_TASK_. Hunt for the word "MUNICIPAL" across the entries below, copying each line that holds it.

::: RECORDS TO USE :::

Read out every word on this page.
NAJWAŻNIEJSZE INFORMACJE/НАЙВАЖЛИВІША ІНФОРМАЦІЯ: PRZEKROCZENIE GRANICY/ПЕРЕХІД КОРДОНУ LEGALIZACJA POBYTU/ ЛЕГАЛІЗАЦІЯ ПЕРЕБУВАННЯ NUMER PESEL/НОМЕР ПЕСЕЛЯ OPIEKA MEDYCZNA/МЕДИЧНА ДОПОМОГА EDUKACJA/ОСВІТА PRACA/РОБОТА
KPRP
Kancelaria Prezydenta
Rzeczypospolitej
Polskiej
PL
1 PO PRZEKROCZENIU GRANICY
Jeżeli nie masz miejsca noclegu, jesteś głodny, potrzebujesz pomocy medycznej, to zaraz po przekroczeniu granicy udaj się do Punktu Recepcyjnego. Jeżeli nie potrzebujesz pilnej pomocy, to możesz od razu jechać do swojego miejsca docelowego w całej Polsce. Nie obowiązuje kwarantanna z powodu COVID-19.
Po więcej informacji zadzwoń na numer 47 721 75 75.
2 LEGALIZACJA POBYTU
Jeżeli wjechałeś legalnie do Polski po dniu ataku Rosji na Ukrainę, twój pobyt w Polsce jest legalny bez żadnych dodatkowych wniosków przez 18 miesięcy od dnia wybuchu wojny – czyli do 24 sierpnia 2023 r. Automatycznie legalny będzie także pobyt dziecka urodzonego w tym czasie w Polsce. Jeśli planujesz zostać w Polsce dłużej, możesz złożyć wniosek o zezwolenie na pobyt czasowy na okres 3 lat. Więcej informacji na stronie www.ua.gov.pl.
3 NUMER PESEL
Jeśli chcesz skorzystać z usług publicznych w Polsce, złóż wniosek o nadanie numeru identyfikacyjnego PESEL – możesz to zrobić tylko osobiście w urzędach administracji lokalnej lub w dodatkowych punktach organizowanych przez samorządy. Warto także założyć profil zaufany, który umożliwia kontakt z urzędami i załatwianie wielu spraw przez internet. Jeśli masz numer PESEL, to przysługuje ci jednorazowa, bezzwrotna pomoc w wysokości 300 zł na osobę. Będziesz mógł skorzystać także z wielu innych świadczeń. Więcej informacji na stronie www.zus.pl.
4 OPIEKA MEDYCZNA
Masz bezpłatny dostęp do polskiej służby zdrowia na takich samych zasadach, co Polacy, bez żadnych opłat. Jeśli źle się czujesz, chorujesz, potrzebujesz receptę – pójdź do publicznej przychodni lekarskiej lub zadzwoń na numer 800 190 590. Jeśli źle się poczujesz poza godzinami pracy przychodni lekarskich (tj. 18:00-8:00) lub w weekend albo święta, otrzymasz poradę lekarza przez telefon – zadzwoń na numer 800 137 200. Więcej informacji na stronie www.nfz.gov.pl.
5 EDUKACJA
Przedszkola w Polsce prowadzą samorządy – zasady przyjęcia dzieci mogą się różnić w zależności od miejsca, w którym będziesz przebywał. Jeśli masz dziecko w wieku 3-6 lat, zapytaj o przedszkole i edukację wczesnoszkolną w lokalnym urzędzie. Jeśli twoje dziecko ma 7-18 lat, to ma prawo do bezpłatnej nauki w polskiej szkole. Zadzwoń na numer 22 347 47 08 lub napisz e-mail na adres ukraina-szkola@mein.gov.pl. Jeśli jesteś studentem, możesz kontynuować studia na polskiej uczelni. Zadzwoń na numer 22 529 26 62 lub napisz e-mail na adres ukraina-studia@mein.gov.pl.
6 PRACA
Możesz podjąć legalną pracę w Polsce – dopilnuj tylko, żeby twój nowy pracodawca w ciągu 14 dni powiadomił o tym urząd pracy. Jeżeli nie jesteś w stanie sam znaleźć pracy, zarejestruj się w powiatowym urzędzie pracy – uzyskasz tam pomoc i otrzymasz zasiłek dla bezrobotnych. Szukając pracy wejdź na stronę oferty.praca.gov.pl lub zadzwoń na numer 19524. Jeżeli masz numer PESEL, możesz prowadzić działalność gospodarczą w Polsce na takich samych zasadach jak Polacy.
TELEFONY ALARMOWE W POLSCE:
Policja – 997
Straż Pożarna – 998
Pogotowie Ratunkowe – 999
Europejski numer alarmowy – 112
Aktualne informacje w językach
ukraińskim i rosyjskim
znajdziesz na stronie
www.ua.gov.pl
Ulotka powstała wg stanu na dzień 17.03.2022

:::
::: RECORDS TO USE :::

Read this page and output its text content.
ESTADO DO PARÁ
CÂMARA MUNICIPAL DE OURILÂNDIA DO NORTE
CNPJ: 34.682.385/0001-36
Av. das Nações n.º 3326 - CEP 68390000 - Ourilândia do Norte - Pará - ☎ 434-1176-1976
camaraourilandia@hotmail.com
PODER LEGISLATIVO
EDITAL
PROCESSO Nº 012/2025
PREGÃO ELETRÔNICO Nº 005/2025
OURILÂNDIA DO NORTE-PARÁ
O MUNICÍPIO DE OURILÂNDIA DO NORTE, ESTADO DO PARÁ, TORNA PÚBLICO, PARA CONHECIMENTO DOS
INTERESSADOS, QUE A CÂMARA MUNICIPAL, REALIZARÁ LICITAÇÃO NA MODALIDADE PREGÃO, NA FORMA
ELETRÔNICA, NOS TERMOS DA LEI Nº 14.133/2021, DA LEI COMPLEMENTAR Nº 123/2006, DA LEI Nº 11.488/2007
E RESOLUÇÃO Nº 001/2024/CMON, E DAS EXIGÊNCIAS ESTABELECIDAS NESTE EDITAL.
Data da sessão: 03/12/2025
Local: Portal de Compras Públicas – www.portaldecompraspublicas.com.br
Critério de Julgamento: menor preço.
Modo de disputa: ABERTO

:::

_RESPONSE BELOW_.
CÂMARA MUNICIPAL DE OURILÂNDIA DO NORTE
INTERESSADOS, QUE A CÂMARA MUNICIPAL, REALIZARÁ LICITAÇÃO NA MODALIDADE PREGÃO, NA FORMA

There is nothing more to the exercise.